Records from a collection

-- Begin --

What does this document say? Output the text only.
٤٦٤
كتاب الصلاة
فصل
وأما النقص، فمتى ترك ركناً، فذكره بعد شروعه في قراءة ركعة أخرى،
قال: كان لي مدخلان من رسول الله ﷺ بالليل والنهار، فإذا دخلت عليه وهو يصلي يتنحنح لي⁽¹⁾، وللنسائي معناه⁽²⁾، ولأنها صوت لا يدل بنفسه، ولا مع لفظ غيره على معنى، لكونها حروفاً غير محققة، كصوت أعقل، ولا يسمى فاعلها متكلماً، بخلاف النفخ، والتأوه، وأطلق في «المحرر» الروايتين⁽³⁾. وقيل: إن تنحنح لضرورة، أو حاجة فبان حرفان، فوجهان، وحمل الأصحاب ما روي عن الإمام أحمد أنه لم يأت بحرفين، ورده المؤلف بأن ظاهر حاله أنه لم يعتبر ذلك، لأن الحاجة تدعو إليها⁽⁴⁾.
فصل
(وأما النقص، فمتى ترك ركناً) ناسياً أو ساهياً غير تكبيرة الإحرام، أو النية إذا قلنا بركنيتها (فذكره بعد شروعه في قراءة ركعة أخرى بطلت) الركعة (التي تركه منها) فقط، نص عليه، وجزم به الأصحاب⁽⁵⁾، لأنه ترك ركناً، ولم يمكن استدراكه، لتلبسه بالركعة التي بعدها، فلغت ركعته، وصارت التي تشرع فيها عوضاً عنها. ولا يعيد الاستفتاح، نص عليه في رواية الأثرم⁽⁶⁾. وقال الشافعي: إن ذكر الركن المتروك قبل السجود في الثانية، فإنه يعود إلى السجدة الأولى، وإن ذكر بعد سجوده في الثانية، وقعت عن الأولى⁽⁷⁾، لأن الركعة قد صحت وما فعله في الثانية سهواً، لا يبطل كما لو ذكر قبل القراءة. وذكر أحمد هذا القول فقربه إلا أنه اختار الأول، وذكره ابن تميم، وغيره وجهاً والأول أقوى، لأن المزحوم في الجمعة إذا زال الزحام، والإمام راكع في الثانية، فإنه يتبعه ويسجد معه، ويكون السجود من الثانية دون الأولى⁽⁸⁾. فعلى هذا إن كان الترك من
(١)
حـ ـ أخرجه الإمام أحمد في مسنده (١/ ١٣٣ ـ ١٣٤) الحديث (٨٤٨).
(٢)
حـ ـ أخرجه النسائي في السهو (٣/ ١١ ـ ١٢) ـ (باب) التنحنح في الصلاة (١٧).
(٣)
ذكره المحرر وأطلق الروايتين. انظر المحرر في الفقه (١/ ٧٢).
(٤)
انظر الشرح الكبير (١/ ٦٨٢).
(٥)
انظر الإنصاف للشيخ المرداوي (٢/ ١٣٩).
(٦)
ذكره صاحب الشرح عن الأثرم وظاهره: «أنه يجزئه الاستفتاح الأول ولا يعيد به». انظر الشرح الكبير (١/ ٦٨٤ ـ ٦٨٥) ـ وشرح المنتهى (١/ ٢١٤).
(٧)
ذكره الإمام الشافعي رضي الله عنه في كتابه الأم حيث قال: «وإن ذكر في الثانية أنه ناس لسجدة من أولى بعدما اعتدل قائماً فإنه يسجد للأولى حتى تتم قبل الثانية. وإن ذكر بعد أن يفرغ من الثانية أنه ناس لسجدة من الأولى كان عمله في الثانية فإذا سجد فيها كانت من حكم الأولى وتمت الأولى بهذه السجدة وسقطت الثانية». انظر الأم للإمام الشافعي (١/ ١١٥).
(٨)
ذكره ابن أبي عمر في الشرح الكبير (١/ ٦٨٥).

-- End --

In the listing above, find the lines holding the word "السجدة" and copy them.

**Answer to the exercise:**
(وأما النقص، فمتى ترك ركناً) ناسياً أو ساهياً غير تكبيرة الإحرام، أو النية إذا قلنا بركنيتها (فذكره بعد شروعه في قراءة ركعة أخرى بطلت) الركعة (التي تركه منها) فقط، نص عليه، وجزم به الأصحاب⁽⁵⁾، لأنه ترك ركناً، ولم يمكن استدراكه، لتلبسه بالركعة التي بعدها، فلغت ركعته، وصارت التي تشرع فيها عوضاً عنها. ولا يعيد الاستفتاح، نص عليه في رواية الأثرم⁽⁶⁾. وقال الشافعي: إن ذكر الركن المتروك قبل السجود في الثانية، فإنه يعود إلى السجدة الأولى، وإن ذكر بعد سجوده في الثانية، وقعت عن الأولى⁽⁷⁾، لأن الركعة قد صحت وما فعله في الثانية سهواً، لا يبطل كما لو ذكر قبل القراءة. وذكر أحمد هذا القول فقربه إلا أنه اختار الأول، وذكره ابن تميم، وغيره وجهاً والأول أقوى، لأن المزحوم في الجمعة إذا زال الزحام، والإمام راكع في الثانية، فإنه يتبعه ويسجد معه، ويكون السجود من الثانية دون الأولى⁽⁸⁾. فعلى هذا إن كان الترك من
ذكره الإمام الشافعي رضي الله عنه في كتابه الأم حيث قال: «وإن ذكر في الثانية أنه ناس لسجدة من أولى بعدما اعتدل قائماً فإنه يسجد للأولى حتى تتم قبل الثانية. وإن ذكر بعد أن يفرغ من الثانية أنه ناس لسجدة من الأولى كان عمله في الثانية فإذا سجد فيها كانت من حكم الأولى وتمت الأولى بهذه السجدة وسقطت الثانية». انظر الأم للإمام الشافعي (١/ ١١٥).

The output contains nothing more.